**WHAT THIS TASK INVOLVES**
The records below need retyping in full; give them again exactly.

**INFORMATION SHOWN**
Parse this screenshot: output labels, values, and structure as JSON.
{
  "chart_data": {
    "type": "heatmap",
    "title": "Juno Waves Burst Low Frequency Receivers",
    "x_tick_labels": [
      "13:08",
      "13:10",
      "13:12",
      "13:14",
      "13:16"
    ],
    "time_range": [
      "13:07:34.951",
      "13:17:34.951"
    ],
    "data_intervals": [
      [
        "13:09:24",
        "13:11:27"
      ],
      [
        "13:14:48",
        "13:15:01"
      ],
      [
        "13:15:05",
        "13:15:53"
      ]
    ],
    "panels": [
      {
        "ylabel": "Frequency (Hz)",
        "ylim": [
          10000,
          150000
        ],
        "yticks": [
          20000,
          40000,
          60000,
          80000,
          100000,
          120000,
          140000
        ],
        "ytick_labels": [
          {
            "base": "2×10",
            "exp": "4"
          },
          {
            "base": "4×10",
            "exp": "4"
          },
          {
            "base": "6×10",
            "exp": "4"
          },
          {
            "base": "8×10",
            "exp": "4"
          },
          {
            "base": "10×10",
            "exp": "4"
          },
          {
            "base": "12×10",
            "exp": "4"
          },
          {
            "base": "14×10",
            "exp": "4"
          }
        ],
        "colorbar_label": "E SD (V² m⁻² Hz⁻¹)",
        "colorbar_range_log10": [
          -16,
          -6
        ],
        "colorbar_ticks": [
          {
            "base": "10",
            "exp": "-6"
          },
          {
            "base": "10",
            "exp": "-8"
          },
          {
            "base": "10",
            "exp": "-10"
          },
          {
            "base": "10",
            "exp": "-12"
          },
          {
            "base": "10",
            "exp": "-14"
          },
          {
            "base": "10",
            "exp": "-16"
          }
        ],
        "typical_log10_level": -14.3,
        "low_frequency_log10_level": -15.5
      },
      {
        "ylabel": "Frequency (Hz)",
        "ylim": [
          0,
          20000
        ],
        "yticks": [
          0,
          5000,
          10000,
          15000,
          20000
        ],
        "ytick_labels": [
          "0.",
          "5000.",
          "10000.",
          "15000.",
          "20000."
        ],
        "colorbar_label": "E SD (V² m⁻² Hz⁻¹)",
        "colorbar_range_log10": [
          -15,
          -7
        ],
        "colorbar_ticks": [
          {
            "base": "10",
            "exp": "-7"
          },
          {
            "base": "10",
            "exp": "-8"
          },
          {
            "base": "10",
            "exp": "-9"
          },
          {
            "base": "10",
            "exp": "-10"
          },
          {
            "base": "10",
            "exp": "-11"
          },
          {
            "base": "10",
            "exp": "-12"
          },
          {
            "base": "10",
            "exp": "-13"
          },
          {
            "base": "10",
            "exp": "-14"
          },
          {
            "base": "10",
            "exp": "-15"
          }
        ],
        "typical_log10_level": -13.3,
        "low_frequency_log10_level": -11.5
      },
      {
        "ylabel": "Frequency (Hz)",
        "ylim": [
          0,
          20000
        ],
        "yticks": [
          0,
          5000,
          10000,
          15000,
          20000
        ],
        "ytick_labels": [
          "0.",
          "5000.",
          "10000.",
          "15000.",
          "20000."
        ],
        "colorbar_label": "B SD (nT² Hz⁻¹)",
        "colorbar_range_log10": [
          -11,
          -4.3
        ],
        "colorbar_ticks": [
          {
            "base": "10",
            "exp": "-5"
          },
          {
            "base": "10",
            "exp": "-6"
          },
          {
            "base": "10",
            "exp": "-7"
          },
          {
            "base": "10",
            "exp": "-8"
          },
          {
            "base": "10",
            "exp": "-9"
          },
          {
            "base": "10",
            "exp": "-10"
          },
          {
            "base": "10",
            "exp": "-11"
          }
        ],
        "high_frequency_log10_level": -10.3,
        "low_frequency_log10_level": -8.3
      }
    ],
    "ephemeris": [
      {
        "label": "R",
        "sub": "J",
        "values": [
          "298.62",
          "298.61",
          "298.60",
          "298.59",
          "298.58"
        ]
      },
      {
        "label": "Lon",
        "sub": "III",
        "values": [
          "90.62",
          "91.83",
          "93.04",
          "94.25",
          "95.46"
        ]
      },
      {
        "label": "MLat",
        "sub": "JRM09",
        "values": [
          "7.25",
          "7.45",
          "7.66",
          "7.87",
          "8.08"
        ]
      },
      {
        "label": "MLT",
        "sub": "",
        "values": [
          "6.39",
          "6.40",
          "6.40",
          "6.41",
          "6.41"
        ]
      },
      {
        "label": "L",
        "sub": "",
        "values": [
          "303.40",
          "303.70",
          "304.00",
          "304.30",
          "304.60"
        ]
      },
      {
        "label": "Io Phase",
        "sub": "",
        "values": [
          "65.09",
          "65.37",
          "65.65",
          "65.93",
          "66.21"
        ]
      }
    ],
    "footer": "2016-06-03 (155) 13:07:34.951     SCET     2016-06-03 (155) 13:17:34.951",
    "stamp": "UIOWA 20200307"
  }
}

**PROBLEM SOLUTION**
Parse this screenshot: output labels, values, and structure as JSON.
{
  "chart_data": {
    "type": "heatmap",
    "title": "Juno Waves Burst Low Frequency Receivers",
    "x_tick_labels": [
      "13:08",
      "13:10",
      "13:12",
      "13:14",
      "13:16"
    ],
    "time_range": [
      "13:07:34.951",
      "13:17:34.951"
    ],
    "data_intervals": [
      [
        "13:09:24",
        "13:11:27"
      ],
      [
        "13:14:48",
        "13:15:01"
      ],
      [
        "13:15:05",
        "13:15:53"
      ]
    ],
    "panels": [
      {
        "ylabel": "Frequency (Hz)",
        "ylim": [
          10000,
          150000
        ],
        "yticks": [
          20000,
          40000,
          60000,
          80000,
          100000,
          120000,
          140000
        ],
        "ytick_labels": [
          {
            "base": "2×10",
            "exp": "4"
          },
          {
            "base": "4×10",
            "exp": "4"
          },
          {
            "base": "6×10",
            "exp": "4"
          },
          {
            "base": "8×10",
            "exp": "4"
          },
          {
            "base": "10×10",
            "exp": "4"
          },
          {
            "base": "12×10",
            "exp": "4"
          },
          {
            "base": "14×10",
            "exp": "4"
          }
        ],
        "colorbar_label": "E SD (V² m⁻² Hz⁻¹)",
        "colorbar_range_log10": [
          -16,
          -6
        ],
        "colorbar_ticks": [
          {
            "base": "10",
            "exp": "-6"
          },
          {
            "base": "10",
            "exp": "-8"
          },
          {
            "base": "10",
            "exp": "-10"
          },
          {
            "base": "10",
            "exp": "-12"
          },
          {
            "base": "10",
            "exp": "-14"
          },
          {
            "base": "10",
            "exp": "-16"
          }
        ],
        "typical_log10_level": -14.3,
        "low_frequency_log10_level": -15.5
      },
      {
        "ylabel": "Frequency (Hz)",
        "ylim": [
          0,
          20000
        ],
        "yticks": [
          0,
          5000,
          10000,
          15000,
          20000
        ],
        "ytick_labels": [
          "0.",
          "5000.",
          "10000.",
          "15000.",
          "20000."
        ],
        "colorbar_label": "E SD (V² m⁻² Hz⁻¹)",
        "colorbar_range_log10": [
          -15,
          -7
        ],
        "colorbar_ticks": [
          {
            "base": "10",
            "exp": "-7"
          },
          {
            "base": "10",
            "exp": "-8"
          },
          {
            "base": "10",
            "exp": "-9"
          },
          {
            "base": "10",
            "exp": "-10"
          },
          {
            "base": "10",
            "exp": "-11"
          },
          {
            "base": "10",
            "exp": "-12"
          },
          {
            "base": "10",
            "exp": "-13"
          },
          {
            "base": "10",
            "exp": "-14"
          },
          {
            "base": "10",
            "exp": "-15"
          }
        ],
        "typical_log10_level": -13.3,
        "low_frequency_log10_level": -11.5
      },
      {
        "ylabel": "Frequency (Hz)",
        "ylim": [
          0,
          20000
        ],
        "yticks": [
          0,
          5000,
          10000,
          15000,
          20000
        ],
        "ytick_labels": [
          "0.",
          "5000.",
          "10000.",
          "15000.",
          "20000."
        ],
        "colorbar_label": "B SD (nT² Hz⁻¹)",
        "colorbar_range_log10": [
          -11,
          -4.3
        ],
        "colorbar_ticks": [
          {
            "base": "10",
            "exp": "-5"
          },
          {
            "base": "10",
            "exp": "-6"
          },
          {
            "base": "10",
            "exp": "-7"
          },
          {
            "base": "10",
            "exp": "-8"
          },
          {
            "base": "10",
            "exp": "-9"
          },
          {
            "base": "10",
            "exp": "-10"
          },
          {
            "base": "10",
            "exp": "-11"
          }
        ],
        "high_frequency_log10_level": -10.3,
        "low_frequency_log10_level": -8.3
      }
    ],
    "ephemeris": [
      {
        "label": "R",
        "sub": "J",
        "values": [
          "298.62",
          "298.61",
          "298.60",
          "298.59",
          "298.58"
        ]
      },
      {
        "label": "Lon",
        "sub": "III",
        "values": [
          "90.62",
          "91.83",
          "93.04",
          "94.25",
          "95.46"
        ]
      },
      {
        "label": "MLat",
        "sub": "JRM09",
        "values": [
          "7.25",
          "7.45",
          "7.66",
          "7.87",
          "8.08"
        ]
      },
      {
        "label": "MLT",
        "sub": "",
        "values": [
          "6.39",
          "6.40",
          "6.40",
          "6.41",
          "6.41"
        ]
      },
      {
        "label": "L",
        "sub": "",
        "values": [
          "303.40",
          "303.70",
          "304.00",
          "304.30",
          "304.60"
        ]
      },
      {
        "label": "Io Phase",
        "sub": "",
        "values": [
          "65.09",
          "65.37",
          "65.65",
          "65.93",
          "66.21"
        ]
      }
    ],
    "footer": "2016-06-03 (155) 13:07:34.951     SCET     2016-06-03 (155) 13:17:34.951",
    "stamp": "UIOWA 20200307"
  }
}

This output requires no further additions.